▶ Aim
Restate all the material verbatim, except for the pictures.

▶ Input data
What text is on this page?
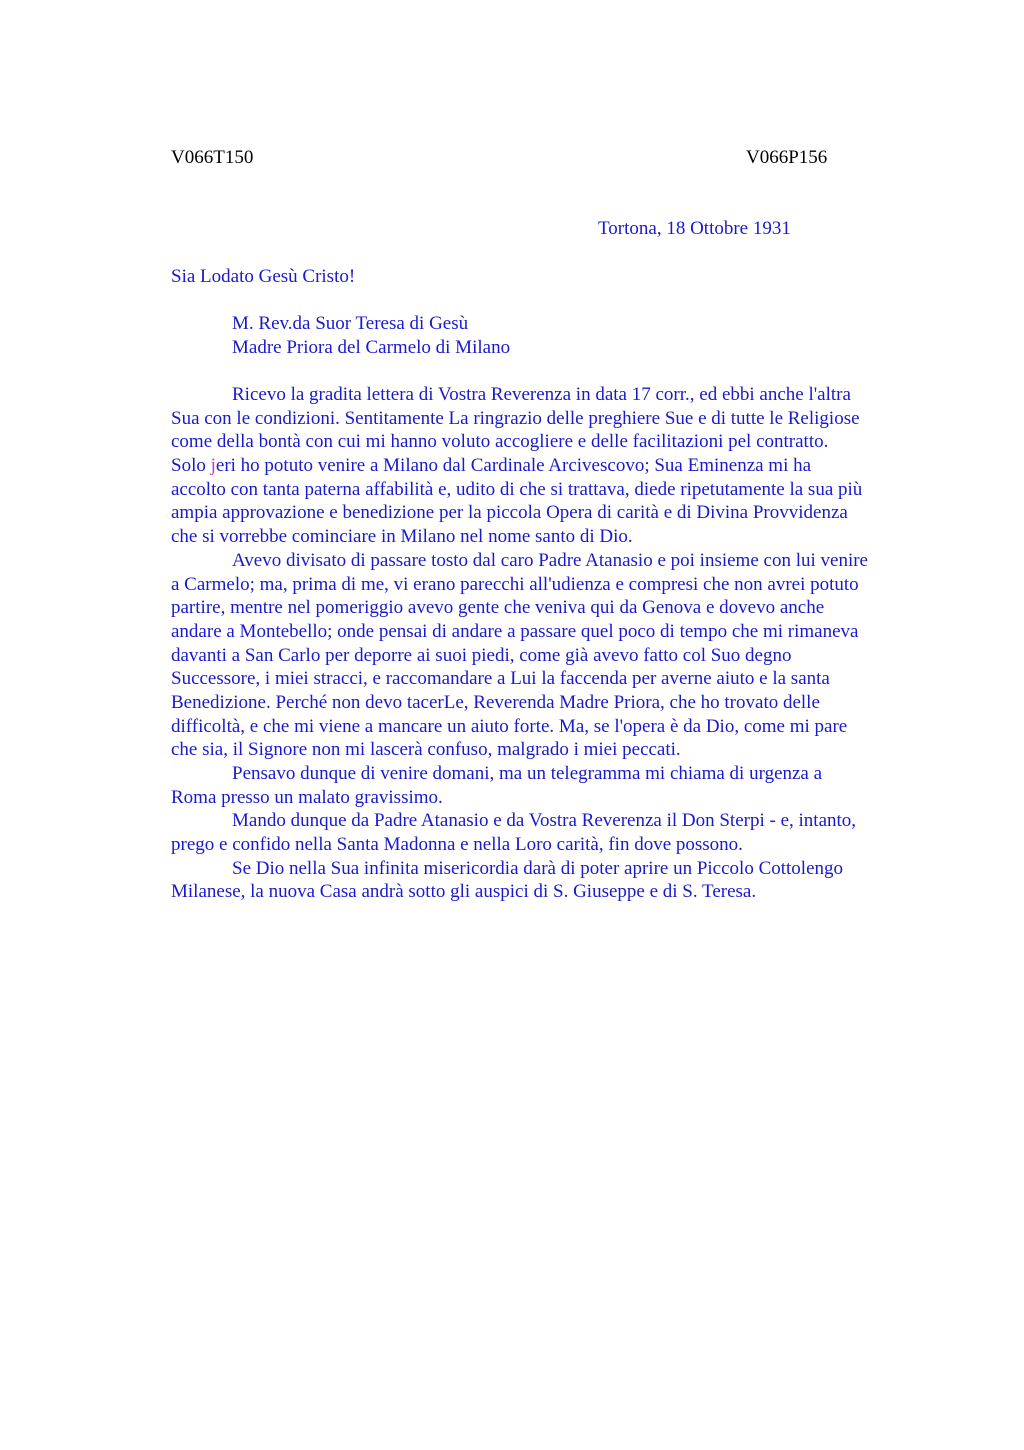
V066T150	V066P156
Tortona, 18 Ottobre 1931
Sia Lodato Gesù Cristo!
M. Rev.da Suor Teresa di Gesù
Madre Priora del Carmelo di Milano
Ricevo la gradita lettera di Vostra Reverenza in data 17 corr., ed ebbi anche l'altra
Sua con le condizioni. Sentitamente La ringrazio delle preghiere Sue e di tutte le Religiose
come della bontà con cui mi hanno voluto accogliere e delle facilitazioni pel contratto.
Solo jeri ho potuto venire a Milano dal Cardinale Arcivescovo; Sua Eminenza mi ha
accolto con tanta paterna affabilità e, udito di che si trattava, diede ripetutamente la sua più
ampia approvazione e benedizione per la piccola Opera di carità e di Divina Provvidenza
che si vorrebbe cominciare in Milano nel nome santo di Dio.
Avevo divisato di passare tosto dal caro Padre Atanasio e poi insieme con lui venire
a Carmelo; ma, prima di me, vi erano parecchi all'udienza e compresi che non avrei potuto
partire, mentre nel pomeriggio avevo gente che veniva qui da Genova e dovevo anche
andare a Montebello; onde pensai di andare a passare quel poco di tempo che mi rimaneva
davanti a San Carlo per deporre ai suoi piedi, come già avevo fatto col Suo degno
Successore, i miei stracci, e raccomandare a Lui la faccenda per averne aiuto e la santa
Benedizione. Perché non devo tacerLe, Reverenda Madre Priora, che ho trovato delle
difficoltà, e che mi viene a mancare un aiuto forte. Ma, se l'opera è da Dio, come mi pare
che sia, il Signore non mi lascerà confuso, malgrado i miei peccati.
Pensavo dunque di venire domani, ma un telegramma mi chiama di urgenza a
Roma presso un malato gravissimo.
Mando dunque da Padre Atanasio e da Vostra Reverenza il Don Sterpi - e, intanto,
prego e confido nella Santa Madonna e nella Loro carità, fin dove possono.
Se Dio nella Sua infinita misericordia darà di poter aprire un Piccolo Cottolengo
Milanese, la nuova Casa andrà sotto gli auspici di S. Giuseppe e di S. Teresa.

▶ Reply
What text is on this page?
V066T150	V066P156
Tortona, 18 Ottobre 1931
Sia Lodato Gesù Cristo!
M. Rev.da Suor Teresa di Gesù
Madre Priora del Carmelo di Milano
Ricevo la gradita lettera di Vostra Reverenza in data 17 corr., ed ebbi anche l'altra
Sua con le condizioni. Sentitamente La ringrazio delle preghiere Sue e di tutte le Religiose
come della bontà con cui mi hanno voluto accogliere e delle facilitazioni pel contratto.
Solo jeri ho potuto venire a Milano dal Cardinale Arcivescovo; Sua Eminenza mi ha
accolto con tanta paterna affabilità e, udito di che si trattava, diede ripetutamente la sua più
ampia approvazione e benedizione per la piccola Opera di carità e di Divina Provvidenza
che si vorrebbe cominciare in Milano nel nome santo di Dio.
Avevo divisato di passare tosto dal caro Padre Atanasio e poi insieme con lui venire
a Carmelo; ma, prima di me, vi erano parecchi all'udienza e compresi che non avrei potuto
partire, mentre nel pomeriggio avevo gente che veniva qui da Genova e dovevo anche
andare a Montebello; onde pensai di andare a passare quel poco di tempo che mi rimaneva
davanti a San Carlo per deporre ai suoi piedi, come già avevo fatto col Suo degno
Successore, i miei stracci, e raccomandare a Lui la faccenda per averne aiuto e la santa
Benedizione. Perché non devo tacerLe, Reverenda Madre Priora, che ho trovato delle
difficoltà, e che mi viene a mancare un aiuto forte. Ma, se l'opera è da Dio, come mi pare
che sia, il Signore non mi lascerà confuso, malgrado i miei peccati.
Pensavo dunque di venire domani, ma un telegramma mi chiama di urgenza a
Roma presso un malato gravissimo.
Mando dunque da Padre Atanasio e da Vostra Reverenza il Don Sterpi - e, intanto,
prego e confido nella Santa Madonna e nella Loro carità, fin dove possono.
Se Dio nella Sua infinita misericordia darà di poter aprire un Piccolo Cottolengo
Milanese, la nuova Casa andrà sotto gli auspici di S. Giuseppe e di S. Teresa.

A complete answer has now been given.